● Texte source:
##############################

Les premiers stades phénologiques sont les plus indiqués pour les traitements par drone, en raison de la masse foliaire plus faible.
David Blanco
Bien que les traitements phytosanitaires par drone soient donc très limités et nécessitent des permis spéciaux, d’autres produits peuvent être appliqués. « Nous diffusons des produits solides tels que des engrais granulés et des agents de lutte biologique, qui sont autorisés, ainsi que des produits liquides tels que des engrais, des biostimulants, et des bio-insecticides ou bio-fongicides, qui ne sont pas classés comme pesticides », explique Pedro.
Concernant les produits phytosanitaires nécessitant des autorisations spécifiques, Pedro rapporte avoir effectué des traitements contre la bactériose du riz et les mouches des fruits avec des produits pouvant être appliqués par voie aérienne.
Aspects clés
Pour voir comment se déroule la pulvérisation par drone, nous nous sommes rendus à Valence (Espagne), dans une orangeraie, pour une application de biostimulant. Selon David Blanco, responsable des opérations techniques de Niufly, il est essentiel de disposer d’un diagnostic et d’une analyse précis des parcelles à traiter pour que le chantier se déroule correctement. « Nous numérisons toujours la parcelle avec un degré de précision RTK, nous analysons soigneusement les données pour définir le traitement, puis nous configurons la tâche pour que le drone fonctionne automatiquement. »

##############################

● Questions et consignes:
1: Répondez aux questions suivantes à partir du texte sur la pulvérisation par drone.
(a) Pour quelle raison les premiers stades phénologiques conviennent-ils le mieux aux traitements par drone ?
(b) Contre quoi Pedro dit-il avoir effectué des traitements avec des produits applicables par voie aérienne ?
(c) Quelle fonction David Blanco occupe-t-il chez Niufly ?
2: Prolongez le texte sur la pulvérisation par drone en reprenant juste après sa dernière phrase.

● Entrées de données enregistrées:
##############################

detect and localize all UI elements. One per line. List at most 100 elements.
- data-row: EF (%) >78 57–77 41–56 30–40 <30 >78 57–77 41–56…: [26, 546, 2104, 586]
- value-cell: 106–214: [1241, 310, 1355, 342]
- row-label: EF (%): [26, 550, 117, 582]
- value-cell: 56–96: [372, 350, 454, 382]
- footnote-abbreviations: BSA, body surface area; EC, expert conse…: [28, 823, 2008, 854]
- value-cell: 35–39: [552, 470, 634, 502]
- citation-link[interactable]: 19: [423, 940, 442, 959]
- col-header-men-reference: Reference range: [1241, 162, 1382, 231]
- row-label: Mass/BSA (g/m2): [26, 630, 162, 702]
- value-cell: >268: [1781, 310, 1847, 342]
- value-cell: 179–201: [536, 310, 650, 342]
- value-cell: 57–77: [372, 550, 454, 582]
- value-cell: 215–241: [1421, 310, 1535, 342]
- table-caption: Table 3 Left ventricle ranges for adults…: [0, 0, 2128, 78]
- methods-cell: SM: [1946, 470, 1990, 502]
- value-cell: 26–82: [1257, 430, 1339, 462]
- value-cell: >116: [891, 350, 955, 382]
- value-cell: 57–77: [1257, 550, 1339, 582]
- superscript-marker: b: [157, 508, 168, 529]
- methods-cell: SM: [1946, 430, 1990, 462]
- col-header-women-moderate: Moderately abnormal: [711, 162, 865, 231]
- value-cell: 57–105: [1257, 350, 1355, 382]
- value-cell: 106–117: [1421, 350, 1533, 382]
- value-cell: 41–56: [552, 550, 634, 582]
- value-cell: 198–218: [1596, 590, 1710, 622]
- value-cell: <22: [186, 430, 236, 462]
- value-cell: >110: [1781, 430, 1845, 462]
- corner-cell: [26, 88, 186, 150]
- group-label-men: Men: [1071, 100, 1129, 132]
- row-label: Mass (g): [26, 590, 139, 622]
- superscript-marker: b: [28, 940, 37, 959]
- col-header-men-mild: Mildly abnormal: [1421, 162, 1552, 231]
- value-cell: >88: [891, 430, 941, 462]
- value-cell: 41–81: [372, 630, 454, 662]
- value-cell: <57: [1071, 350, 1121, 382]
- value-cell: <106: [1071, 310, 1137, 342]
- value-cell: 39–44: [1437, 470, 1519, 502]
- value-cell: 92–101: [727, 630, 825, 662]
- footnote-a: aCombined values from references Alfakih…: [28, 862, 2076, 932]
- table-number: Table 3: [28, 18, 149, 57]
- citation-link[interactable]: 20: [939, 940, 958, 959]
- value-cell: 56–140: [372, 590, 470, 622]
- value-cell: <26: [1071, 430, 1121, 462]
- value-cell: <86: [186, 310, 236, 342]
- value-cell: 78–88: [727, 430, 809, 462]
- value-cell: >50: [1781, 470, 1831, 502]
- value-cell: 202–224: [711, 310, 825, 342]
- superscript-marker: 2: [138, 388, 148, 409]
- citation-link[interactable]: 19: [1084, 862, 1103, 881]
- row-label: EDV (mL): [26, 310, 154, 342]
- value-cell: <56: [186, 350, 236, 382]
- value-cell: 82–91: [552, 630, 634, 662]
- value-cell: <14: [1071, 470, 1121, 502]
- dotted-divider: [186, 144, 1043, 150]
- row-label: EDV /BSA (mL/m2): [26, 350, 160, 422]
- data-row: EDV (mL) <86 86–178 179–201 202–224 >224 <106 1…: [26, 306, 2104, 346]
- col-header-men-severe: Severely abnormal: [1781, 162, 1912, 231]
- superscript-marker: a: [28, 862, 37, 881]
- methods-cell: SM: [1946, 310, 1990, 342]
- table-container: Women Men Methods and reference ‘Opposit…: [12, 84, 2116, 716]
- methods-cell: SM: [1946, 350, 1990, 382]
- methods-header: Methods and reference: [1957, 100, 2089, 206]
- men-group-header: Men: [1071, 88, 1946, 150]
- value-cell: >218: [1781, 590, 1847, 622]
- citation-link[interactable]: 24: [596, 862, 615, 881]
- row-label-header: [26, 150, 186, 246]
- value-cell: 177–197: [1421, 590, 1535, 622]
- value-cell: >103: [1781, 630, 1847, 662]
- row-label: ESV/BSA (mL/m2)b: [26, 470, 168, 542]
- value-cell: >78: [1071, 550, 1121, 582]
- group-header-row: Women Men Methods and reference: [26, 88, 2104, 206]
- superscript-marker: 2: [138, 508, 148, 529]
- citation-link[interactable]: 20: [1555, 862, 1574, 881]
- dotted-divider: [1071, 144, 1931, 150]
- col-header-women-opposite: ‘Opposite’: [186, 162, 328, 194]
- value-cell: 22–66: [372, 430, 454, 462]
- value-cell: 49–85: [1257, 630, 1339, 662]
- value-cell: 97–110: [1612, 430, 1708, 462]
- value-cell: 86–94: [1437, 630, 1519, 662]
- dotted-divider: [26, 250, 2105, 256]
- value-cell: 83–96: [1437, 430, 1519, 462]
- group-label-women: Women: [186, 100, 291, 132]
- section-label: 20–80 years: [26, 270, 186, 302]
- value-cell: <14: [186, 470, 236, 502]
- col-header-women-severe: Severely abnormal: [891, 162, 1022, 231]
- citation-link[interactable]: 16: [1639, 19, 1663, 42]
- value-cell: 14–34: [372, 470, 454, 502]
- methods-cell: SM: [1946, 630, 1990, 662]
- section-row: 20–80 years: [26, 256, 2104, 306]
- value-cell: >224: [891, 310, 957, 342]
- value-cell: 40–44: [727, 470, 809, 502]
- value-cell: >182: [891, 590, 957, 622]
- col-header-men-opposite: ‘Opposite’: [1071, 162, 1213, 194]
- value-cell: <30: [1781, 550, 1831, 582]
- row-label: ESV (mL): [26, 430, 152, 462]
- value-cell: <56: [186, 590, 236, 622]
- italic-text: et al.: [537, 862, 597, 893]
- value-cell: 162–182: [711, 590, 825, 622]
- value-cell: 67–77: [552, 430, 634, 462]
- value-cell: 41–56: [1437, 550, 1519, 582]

##############################

● Réponses aux consignes:
1:
(a) La masse foliaire y est plus faible.
(b) Contre la bactériose du riz et les mouches des fruits.
(c) Il est responsable des opérations techniques.

2:
« Nous effectuons d’abord un vol de télédétection à une altitude de 80 à 120 mètres. Nous utilisons des drones équipés de capteurs thermiques, multispectraux et RVB pour diagnostiquer le plus précisément possible la situation des cultures et nous nous servons de ces données pour décider des zones à pulvériser et de la dose à appliquer », poursuit David.
En une seule journée, ils peuvent théoriquement couvrir jusqu’à 300 hectares. L’équipe collecte également des échantillons de feuilles et de sol, dont l’analyse complète les données de télédétection et permet de modéliser plus précisément l’incidence des ravageurs et des maladies. Une fois cette incidence déterminée et la tâche configurée, les drones sont lancés pour la pulvérisation.

L’application de traitements par drone permet d’éviter le tassement du sol.
Pedro Lucas
« Nous utilisons des drones quadrirotor avec une cuve de 8 litres. Cela lui donne une autonomie de 6 à 8 minutes de pulvérisation efficace, ce qui équivaut à 60 ha/jour de traitement. Lors des deux traitements que nous avons effectués avec des pesticides autorisés, nous avons appliqué une dose de 8 l/ha », commente David.
Dans les surfaces arboricoles, le rang de plantation doit être suivi, tandis que dans les grandes cultures, une application uniforme sur toute la surface est visée. D’après son expérience, « les premiers stades phénologiques sont les plus indiqués pour les traitements par drones, car la masse foliaire est plus faible. C’est dans cette situation que l’on obtient la plus grande efficacité, à condition que les autres variables (hauteur, vitesse, volume appliqué et taille des gouttelettes) soient également correctes », explique Pedro.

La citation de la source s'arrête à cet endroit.